> Problem description: List each line of the data that holds the string "area", please.

> Records shown:
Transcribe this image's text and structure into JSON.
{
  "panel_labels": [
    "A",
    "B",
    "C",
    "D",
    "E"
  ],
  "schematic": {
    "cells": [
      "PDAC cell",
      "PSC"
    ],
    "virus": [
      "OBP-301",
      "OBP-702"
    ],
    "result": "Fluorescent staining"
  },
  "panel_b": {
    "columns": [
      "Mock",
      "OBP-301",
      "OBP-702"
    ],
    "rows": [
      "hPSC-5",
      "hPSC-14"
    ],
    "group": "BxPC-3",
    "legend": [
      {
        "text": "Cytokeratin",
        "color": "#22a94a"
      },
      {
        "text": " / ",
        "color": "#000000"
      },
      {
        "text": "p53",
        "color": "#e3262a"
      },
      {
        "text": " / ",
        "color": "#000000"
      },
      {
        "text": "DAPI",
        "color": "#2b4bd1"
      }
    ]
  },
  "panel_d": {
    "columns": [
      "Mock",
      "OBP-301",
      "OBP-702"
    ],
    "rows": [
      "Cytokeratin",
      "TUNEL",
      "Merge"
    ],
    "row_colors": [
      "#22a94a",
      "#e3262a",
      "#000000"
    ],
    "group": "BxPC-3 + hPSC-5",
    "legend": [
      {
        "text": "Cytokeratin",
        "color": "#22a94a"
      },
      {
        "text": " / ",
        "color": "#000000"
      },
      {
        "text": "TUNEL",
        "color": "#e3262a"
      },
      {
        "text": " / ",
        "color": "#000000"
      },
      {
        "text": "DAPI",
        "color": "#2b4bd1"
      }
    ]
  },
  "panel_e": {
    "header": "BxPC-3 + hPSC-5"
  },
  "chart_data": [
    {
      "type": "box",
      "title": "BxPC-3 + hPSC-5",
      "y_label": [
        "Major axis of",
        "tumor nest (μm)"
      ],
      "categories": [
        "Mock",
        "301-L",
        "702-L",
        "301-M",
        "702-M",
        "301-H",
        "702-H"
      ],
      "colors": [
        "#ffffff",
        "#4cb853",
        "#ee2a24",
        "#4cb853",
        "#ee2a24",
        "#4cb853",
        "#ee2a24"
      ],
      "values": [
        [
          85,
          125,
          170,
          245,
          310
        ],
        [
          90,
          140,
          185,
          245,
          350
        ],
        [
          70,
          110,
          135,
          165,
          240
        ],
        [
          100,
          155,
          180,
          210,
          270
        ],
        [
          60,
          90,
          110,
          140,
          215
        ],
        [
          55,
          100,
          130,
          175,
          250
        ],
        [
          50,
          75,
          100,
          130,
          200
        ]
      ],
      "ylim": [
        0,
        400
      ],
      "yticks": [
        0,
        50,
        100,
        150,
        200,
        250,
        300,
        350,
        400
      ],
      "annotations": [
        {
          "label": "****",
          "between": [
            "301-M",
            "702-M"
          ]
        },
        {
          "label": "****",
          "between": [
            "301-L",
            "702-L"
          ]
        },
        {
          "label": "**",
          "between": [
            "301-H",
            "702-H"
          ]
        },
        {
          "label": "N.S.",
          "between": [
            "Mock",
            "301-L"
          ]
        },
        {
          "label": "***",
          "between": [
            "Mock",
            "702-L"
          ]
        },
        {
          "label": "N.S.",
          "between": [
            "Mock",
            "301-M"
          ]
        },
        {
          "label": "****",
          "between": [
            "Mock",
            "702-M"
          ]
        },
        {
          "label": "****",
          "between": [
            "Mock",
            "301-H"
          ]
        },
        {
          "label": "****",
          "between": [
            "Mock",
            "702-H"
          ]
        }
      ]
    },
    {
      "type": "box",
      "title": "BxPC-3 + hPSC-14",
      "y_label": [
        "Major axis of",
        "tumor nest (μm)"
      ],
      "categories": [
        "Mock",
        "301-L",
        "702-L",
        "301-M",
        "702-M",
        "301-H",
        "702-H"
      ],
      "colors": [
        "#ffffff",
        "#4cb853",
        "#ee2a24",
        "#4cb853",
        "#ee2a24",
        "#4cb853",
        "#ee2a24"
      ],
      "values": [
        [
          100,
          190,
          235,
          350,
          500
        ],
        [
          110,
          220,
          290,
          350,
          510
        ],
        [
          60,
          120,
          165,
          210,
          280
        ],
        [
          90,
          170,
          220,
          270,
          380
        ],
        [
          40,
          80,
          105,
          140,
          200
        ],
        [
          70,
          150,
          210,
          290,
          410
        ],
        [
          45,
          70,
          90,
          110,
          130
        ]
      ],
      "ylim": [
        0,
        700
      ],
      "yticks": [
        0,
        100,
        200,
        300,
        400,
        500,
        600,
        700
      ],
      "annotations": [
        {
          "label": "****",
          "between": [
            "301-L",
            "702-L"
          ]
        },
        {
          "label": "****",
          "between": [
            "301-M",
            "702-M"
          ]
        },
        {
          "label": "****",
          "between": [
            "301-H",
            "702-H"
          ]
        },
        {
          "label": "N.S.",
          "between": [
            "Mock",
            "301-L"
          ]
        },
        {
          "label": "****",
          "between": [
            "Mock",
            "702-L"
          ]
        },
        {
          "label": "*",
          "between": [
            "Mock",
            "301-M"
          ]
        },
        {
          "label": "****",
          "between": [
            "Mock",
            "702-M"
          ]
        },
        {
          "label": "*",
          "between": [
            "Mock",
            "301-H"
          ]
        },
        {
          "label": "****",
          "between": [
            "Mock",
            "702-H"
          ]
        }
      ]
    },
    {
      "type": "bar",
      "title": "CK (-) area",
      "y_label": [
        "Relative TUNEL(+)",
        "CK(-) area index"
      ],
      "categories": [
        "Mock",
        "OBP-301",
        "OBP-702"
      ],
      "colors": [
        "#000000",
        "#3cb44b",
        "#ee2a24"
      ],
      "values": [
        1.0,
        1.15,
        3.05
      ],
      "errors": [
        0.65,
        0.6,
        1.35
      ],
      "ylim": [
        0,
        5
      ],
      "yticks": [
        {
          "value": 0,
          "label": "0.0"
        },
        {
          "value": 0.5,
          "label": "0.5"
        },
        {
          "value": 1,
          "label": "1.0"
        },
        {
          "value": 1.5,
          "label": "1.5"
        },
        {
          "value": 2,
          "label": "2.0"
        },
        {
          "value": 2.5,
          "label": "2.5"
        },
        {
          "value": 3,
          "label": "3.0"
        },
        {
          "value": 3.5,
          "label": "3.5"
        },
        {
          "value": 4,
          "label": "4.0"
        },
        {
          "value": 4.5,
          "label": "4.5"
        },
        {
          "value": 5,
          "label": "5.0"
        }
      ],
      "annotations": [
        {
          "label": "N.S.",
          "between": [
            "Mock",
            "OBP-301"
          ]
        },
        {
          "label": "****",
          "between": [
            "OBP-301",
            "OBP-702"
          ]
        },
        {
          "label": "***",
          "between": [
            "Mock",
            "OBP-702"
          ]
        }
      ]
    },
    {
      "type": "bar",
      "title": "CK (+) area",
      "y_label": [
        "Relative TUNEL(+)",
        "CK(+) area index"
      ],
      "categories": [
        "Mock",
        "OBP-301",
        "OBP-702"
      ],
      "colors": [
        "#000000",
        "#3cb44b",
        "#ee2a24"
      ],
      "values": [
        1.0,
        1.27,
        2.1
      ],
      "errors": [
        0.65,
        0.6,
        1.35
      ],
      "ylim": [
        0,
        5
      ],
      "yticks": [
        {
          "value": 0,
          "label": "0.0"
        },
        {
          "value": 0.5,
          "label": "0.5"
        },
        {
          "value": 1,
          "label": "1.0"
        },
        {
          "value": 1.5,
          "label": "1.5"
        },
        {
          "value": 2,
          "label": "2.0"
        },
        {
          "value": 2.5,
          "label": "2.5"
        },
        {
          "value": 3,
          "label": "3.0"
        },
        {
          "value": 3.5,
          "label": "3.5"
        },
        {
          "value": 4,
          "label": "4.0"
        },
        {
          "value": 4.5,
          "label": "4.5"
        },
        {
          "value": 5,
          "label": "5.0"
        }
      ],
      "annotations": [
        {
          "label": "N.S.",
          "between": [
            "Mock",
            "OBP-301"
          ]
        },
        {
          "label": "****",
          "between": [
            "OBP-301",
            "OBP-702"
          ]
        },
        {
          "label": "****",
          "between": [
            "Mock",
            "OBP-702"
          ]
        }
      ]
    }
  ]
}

> Final answer:
      "title": "CK (-) area",
        "CK(-) area index"
      "title": "CK (+) area",
        "CK(+) area index"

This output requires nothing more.